**Data excerpts**.
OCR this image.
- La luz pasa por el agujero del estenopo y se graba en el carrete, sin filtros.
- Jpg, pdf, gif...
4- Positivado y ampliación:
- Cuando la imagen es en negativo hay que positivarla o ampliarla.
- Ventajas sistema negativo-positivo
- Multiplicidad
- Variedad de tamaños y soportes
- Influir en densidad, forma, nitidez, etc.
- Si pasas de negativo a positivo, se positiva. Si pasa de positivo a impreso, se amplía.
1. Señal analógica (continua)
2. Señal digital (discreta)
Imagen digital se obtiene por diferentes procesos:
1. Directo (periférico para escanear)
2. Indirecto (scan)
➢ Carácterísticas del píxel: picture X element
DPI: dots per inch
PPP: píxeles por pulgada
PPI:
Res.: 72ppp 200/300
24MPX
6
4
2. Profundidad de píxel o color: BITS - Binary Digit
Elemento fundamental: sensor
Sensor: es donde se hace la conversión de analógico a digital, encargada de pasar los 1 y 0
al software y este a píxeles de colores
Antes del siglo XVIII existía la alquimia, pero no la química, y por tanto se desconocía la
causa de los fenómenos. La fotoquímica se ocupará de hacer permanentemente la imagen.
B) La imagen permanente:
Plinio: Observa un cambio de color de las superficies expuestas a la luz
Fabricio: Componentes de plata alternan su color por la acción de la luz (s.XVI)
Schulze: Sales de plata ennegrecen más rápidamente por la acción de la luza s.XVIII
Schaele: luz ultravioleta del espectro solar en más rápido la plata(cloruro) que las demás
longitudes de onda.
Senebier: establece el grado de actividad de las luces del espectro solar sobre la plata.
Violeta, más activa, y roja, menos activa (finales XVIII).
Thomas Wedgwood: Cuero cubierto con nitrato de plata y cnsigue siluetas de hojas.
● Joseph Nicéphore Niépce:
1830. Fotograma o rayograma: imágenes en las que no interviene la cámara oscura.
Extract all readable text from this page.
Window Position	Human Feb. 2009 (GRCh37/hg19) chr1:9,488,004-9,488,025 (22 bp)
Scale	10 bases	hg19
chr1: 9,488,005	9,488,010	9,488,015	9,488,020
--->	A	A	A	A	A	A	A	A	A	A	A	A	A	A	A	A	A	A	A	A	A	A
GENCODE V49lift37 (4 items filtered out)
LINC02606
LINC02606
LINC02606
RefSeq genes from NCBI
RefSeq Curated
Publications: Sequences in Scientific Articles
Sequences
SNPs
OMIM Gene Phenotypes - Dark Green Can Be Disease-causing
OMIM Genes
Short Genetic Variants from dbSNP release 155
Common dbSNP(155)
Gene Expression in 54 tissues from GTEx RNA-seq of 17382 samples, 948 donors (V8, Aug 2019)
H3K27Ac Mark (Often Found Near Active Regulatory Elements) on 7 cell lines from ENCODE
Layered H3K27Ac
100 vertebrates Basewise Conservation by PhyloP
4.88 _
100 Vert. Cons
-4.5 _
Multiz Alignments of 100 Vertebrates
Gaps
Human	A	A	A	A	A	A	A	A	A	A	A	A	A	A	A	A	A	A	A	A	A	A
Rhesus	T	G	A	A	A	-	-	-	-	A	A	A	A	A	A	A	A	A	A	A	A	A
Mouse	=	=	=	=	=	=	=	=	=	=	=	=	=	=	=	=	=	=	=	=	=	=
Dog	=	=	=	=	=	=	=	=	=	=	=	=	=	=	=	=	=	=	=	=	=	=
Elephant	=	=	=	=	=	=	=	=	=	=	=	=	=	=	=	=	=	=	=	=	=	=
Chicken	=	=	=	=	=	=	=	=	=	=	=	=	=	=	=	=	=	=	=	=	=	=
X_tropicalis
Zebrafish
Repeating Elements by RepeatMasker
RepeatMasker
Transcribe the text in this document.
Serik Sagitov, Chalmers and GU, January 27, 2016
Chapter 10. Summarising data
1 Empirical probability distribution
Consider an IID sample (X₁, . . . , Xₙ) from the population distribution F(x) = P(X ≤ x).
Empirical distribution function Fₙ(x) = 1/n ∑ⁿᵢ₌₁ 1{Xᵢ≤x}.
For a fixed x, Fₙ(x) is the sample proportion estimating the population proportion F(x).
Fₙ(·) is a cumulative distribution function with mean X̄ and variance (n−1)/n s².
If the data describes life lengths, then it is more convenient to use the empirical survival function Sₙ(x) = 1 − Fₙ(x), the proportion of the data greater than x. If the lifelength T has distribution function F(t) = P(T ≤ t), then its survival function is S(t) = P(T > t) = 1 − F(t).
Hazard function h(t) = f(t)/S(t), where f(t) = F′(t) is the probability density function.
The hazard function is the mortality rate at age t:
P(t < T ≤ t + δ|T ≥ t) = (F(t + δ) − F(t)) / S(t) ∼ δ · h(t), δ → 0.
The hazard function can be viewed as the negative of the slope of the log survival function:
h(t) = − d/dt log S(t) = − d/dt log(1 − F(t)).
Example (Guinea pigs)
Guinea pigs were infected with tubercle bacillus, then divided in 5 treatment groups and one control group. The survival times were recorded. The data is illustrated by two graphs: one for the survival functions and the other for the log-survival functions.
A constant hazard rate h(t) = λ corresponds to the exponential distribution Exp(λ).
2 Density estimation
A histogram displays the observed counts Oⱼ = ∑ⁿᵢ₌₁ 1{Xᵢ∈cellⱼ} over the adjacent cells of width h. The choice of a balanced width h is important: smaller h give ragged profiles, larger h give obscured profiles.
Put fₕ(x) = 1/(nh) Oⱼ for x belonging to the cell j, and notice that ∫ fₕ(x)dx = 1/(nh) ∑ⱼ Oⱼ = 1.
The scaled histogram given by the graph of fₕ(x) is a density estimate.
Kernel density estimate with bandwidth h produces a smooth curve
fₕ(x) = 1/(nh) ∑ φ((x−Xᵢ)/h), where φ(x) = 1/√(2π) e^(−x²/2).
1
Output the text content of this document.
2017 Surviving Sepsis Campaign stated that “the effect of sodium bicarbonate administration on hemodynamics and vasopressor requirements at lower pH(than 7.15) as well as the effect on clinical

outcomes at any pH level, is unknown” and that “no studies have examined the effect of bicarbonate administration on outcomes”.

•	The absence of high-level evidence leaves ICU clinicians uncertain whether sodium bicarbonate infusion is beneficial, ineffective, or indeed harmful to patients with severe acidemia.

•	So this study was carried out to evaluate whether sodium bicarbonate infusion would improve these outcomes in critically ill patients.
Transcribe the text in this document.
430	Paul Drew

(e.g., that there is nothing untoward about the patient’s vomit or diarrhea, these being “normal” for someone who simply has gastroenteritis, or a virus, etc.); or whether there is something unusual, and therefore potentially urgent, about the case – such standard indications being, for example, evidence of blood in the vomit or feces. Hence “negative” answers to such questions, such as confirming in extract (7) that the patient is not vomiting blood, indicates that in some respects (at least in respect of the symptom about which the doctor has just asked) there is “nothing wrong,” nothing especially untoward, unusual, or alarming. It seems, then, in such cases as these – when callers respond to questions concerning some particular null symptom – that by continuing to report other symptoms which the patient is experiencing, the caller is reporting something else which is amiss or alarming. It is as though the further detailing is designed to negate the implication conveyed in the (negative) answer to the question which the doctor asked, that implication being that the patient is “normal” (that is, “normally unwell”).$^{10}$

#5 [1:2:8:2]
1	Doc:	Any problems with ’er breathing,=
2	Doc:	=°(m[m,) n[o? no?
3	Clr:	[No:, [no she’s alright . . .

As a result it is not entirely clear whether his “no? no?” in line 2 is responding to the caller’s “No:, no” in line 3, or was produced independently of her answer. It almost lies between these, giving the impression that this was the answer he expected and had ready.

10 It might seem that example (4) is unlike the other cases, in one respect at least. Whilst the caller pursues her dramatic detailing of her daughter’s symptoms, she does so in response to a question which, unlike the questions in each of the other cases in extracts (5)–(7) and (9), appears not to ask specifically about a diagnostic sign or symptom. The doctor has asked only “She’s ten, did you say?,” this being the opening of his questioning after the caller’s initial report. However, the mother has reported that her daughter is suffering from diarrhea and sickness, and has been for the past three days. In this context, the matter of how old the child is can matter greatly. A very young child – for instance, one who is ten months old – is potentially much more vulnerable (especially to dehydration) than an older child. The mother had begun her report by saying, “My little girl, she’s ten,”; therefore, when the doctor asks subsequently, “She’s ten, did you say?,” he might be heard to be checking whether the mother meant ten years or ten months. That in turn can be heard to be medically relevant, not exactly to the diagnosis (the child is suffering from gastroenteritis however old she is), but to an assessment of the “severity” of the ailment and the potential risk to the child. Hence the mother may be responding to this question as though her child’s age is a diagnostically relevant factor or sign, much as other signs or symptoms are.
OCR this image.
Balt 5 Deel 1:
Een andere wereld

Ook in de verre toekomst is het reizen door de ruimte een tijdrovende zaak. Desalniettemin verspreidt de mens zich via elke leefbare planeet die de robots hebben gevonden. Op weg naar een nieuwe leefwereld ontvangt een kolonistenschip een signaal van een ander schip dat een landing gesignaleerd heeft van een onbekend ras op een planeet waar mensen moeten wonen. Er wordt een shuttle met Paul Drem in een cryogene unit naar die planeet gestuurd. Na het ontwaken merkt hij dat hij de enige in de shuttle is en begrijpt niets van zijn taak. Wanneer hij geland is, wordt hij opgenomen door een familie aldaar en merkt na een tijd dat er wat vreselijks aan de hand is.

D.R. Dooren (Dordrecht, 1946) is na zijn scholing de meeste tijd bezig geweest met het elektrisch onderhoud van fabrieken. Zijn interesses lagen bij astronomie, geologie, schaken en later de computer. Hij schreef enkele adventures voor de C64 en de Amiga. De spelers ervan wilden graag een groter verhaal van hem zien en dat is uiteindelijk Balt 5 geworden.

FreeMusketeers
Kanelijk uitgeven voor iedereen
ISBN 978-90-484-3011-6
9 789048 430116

**Problem statement**.
Copy out each line of the entries where the word "RepeatMasker" is found.

**Answer for the task**.
Repeating Elements by RepeatMasker
RepeatMasker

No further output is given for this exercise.